Short task — Render every entry exactly as it appears.

____ Material for the task

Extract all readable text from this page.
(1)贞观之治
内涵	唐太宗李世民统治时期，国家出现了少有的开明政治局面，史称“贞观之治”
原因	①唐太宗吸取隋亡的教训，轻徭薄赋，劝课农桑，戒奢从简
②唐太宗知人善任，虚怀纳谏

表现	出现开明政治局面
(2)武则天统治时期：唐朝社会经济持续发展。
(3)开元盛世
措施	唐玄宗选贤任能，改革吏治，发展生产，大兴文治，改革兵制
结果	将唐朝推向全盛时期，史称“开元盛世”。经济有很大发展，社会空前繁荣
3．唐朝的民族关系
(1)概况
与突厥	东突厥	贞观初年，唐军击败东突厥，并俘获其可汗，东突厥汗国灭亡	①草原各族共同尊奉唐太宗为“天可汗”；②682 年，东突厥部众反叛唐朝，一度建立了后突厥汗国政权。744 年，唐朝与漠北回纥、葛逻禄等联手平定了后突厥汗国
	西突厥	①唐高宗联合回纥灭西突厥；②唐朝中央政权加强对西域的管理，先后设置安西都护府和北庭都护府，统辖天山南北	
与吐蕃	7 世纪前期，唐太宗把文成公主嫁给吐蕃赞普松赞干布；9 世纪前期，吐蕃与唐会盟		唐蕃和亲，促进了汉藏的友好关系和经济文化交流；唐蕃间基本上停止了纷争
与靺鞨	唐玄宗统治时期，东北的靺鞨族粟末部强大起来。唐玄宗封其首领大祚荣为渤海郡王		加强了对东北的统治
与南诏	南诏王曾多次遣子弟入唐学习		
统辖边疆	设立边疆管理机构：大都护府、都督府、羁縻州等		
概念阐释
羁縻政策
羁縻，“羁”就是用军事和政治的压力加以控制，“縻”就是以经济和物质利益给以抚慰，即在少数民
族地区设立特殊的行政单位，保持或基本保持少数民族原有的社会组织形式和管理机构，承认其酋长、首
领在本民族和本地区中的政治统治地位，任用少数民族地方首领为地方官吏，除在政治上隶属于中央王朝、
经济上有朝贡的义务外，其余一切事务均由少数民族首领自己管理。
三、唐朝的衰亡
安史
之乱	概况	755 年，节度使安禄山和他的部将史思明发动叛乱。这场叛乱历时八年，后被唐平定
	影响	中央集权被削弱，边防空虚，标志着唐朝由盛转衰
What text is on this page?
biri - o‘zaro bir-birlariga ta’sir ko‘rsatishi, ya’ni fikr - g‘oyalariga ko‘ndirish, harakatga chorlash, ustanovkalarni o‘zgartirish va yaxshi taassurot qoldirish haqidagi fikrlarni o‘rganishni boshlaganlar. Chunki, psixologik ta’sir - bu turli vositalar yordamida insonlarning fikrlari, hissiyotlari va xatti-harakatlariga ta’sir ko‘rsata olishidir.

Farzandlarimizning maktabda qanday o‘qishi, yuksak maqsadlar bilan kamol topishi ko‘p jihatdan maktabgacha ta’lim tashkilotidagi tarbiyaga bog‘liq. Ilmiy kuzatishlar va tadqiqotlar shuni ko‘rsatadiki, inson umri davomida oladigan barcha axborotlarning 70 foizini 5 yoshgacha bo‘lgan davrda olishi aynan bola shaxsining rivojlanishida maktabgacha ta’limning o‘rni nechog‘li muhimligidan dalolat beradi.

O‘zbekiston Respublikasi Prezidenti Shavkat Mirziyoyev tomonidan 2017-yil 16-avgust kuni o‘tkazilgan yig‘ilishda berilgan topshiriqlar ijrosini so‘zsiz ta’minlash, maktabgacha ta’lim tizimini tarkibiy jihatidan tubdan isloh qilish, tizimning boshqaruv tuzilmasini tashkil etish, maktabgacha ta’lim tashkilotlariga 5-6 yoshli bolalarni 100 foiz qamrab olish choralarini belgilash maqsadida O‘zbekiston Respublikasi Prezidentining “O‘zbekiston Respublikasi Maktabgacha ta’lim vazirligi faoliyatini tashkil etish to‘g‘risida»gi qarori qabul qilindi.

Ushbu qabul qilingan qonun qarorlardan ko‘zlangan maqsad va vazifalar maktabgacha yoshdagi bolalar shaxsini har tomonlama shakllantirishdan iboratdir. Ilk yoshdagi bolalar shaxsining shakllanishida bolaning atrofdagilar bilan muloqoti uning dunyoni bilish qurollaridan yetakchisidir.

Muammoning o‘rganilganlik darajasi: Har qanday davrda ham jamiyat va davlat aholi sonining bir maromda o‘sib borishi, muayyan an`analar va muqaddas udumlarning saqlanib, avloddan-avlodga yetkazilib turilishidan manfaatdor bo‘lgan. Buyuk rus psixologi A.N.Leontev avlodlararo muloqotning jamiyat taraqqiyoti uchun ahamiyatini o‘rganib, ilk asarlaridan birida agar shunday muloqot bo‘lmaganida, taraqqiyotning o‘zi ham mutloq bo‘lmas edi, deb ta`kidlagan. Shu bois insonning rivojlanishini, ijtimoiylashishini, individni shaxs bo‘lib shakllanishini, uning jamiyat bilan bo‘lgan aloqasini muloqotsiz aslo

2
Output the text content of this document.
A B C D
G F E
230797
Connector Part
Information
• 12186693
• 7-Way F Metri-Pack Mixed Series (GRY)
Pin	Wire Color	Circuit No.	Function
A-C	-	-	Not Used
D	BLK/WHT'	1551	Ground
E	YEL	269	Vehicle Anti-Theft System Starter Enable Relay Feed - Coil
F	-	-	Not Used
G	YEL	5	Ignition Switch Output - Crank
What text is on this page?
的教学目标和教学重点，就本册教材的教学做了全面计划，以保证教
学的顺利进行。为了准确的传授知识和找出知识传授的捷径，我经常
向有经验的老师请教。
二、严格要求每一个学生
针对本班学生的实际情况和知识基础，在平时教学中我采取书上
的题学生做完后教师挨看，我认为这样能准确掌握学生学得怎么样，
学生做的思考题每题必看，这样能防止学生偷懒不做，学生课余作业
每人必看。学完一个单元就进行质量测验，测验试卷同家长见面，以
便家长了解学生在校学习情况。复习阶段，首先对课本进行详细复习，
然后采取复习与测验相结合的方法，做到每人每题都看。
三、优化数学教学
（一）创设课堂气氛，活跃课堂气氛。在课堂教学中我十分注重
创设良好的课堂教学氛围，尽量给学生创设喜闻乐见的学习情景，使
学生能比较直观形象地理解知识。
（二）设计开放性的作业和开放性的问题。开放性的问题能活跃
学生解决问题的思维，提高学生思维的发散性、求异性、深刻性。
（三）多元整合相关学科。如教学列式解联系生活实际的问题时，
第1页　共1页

________

The solution —
Extract all readable text from this page.
(1)贞观之治
内涵	唐太宗李世民统治时期，国家出现了少有的开明政治局面，史称“贞观之治”
原因	①唐太宗吸取隋亡的教训，轻徭薄赋，劝课农桑，戒奢从简
②唐太宗知人善任，虚怀纳谏

表现	出现开明政治局面
(2)武则天统治时期：唐朝社会经济持续发展。
(3)开元盛世
措施	唐玄宗选贤任能，改革吏治，发展生产，大兴文治，改革兵制
结果	将唐朝推向全盛时期，史称“开元盛世”。经济有很大发展，社会空前繁荣
3．唐朝的民族关系
(1)概况
与突厥	东突厥	贞观初年，唐军击败东突厥，并俘获其可汗，东突厥汗国灭亡	①草原各族共同尊奉唐太宗为“天可汗”；②682 年，东突厥部众反叛唐朝，一度建立了后突厥汗国政权。744 年，唐朝与漠北回纥、葛逻禄等联手平定了后突厥汗国
	西突厥	①唐高宗联合回纥灭西突厥；②唐朝中央政权加强对西域的管理，先后设置安西都护府和北庭都护府，统辖天山南北	
与吐蕃	7 世纪前期，唐太宗把文成公主嫁给吐蕃赞普松赞干布；9 世纪前期，吐蕃与唐会盟		唐蕃和亲，促进了汉藏的友好关系和经济文化交流；唐蕃间基本上停止了纷争
与靺鞨	唐玄宗统治时期，东北的靺鞨族粟末部强大起来。唐玄宗封其首领大祚荣为渤海郡王		加强了对东北的统治
与南诏	南诏王曾多次遣子弟入唐学习		
统辖边疆	设立边疆管理机构：大都护府、都督府、羁縻州等		
概念阐释
羁縻政策
羁縻，“羁”就是用军事和政治的压力加以控制，“縻”就是以经济和物质利益给以抚慰，即在少数民
族地区设立特殊的行政单位，保持或基本保持少数民族原有的社会组织形式和管理机构，承认其酋长、首
领在本民族和本地区中的政治统治地位，任用少数民族地方首领为地方官吏，除在政治上隶属于中央王朝、
经济上有朝贡的义务外，其余一切事务均由少数民族首领自己管理。
三、唐朝的衰亡
安史
之乱	概况	755 年，节度使安禄山和他的部将史思明发动叛乱。这场叛乱历时八年，后被唐平定
	影响	中央集权被削弱，边防空虚，标志着唐朝由盛转衰
What text is on this page?
biri - o‘zaro bir-birlariga ta’sir ko‘rsatishi, ya’ni fikr - g‘oyalariga ko‘ndirish, harakatga chorlash, ustanovkalarni o‘zgartirish va yaxshi taassurot qoldirish haqidagi fikrlarni o‘rganishni boshlaganlar. Chunki, psixologik ta’sir - bu turli vositalar yordamida insonlarning fikrlari, hissiyotlari va xatti-harakatlariga ta’sir ko‘rsata olishidir.

Farzandlarimizning maktabda qanday o‘qishi, yuksak maqsadlar bilan kamol topishi ko‘p jihatdan maktabgacha ta’lim tashkilotidagi tarbiyaga bog‘liq. Ilmiy kuzatishlar va tadqiqotlar shuni ko‘rsatadiki, inson umri davomida oladigan barcha axborotlarning 70 foizini 5 yoshgacha bo‘lgan davrda olishi aynan bola shaxsining rivojlanishida maktabgacha ta’limning o‘rni nechog‘li muhimligidan dalolat beradi.

O‘zbekiston Respublikasi Prezidenti Shavkat Mirziyoyev tomonidan 2017-yil 16-avgust kuni o‘tkazilgan yig‘ilishda berilgan topshiriqlar ijrosini so‘zsiz ta’minlash, maktabgacha ta’lim tizimini tarkibiy jihatidan tubdan isloh qilish, tizimning boshqaruv tuzilmasini tashkil etish, maktabgacha ta’lim tashkilotlariga 5-6 yoshli bolalarni 100 foiz qamrab olish choralarini belgilash maqsadida O‘zbekiston Respublikasi Prezidentining “O‘zbekiston Respublikasi Maktabgacha ta’lim vazirligi faoliyatini tashkil etish to‘g‘risida»gi qarori qabul qilindi.

Ushbu qabul qilingan qonun qarorlardan ko‘zlangan maqsad va vazifalar maktabgacha yoshdagi bolalar shaxsini har tomonlama shakllantirishdan iboratdir. Ilk yoshdagi bolalar shaxsining shakllanishida bolaning atrofdagilar bilan muloqoti uning dunyoni bilish qurollaridan yetakchisidir.

Muammoning o‘rganilganlik darajasi: Har qanday davrda ham jamiyat va davlat aholi sonining bir maromda o‘sib borishi, muayyan an`analar va muqaddas udumlarning saqlanib, avloddan-avlodga yetkazilib turilishidan manfaatdor bo‘lgan. Buyuk rus psixologi A.N.Leontev avlodlararo muloqotning jamiyat taraqqiyoti uchun ahamiyatini o‘rganib, ilk asarlaridan birida agar shunday muloqot bo‘lmaganida, taraqqiyotning o‘zi ham mutloq bo‘lmas edi, deb ta`kidlagan. Shu bois insonning rivojlanishini, ijtimoiylashishini, individni shaxs bo‘lib shakllanishini, uning jamiyat bilan bo‘lgan aloqasini muloqotsiz aslo

2
Output the text content of this document.
A B C D
G F E
230797
Connector Part
Information
• 12186693
• 7-Way F Metri-Pack Mixed Series (GRY)
Pin	Wire Color	Circuit No.	Function
A-C	-	-	Not Used
D	BLK/WHT'	1551	Ground
E	YEL	269	Vehicle Anti-Theft System Starter Enable Relay Feed - Coil
F	-	-	Not Used
G	YEL	5	Ignition Switch Output - Crank
What text is on this page?
的教学目标和教学重点，就本册教材的教学做了全面计划，以保证教
学的顺利进行。为了准确的传授知识和找出知识传授的捷径，我经常
向有经验的老师请教。
二、严格要求每一个学生
针对本班学生的实际情况和知识基础，在平时教学中我采取书上
的题学生做完后教师挨看，我认为这样能准确掌握学生学得怎么样，
学生做的思考题每题必看，这样能防止学生偷懒不做，学生课余作业
每人必看。学完一个单元就进行质量测验，测验试卷同家长见面，以
便家长了解学生在校学习情况。复习阶段，首先对课本进行详细复习，
然后采取复习与测验相结合的方法，做到每人每题都看。
三、优化数学教学
（一）创设课堂气氛，活跃课堂气氛。在课堂教学中我十分注重
创设良好的课堂教学氛围，尽量给学生创设喜闻乐见的学习情景，使
学生能比较直观形象地理解知识。
（二）设计开放性的作业和开放性的问题。开放性的问题能活跃
学生解决问题的思维，提高学生思维的发散性、求异性、深刻性。
（三）多元整合相关学科。如教学列式解联系生活实际的问题时，
第1页　共1页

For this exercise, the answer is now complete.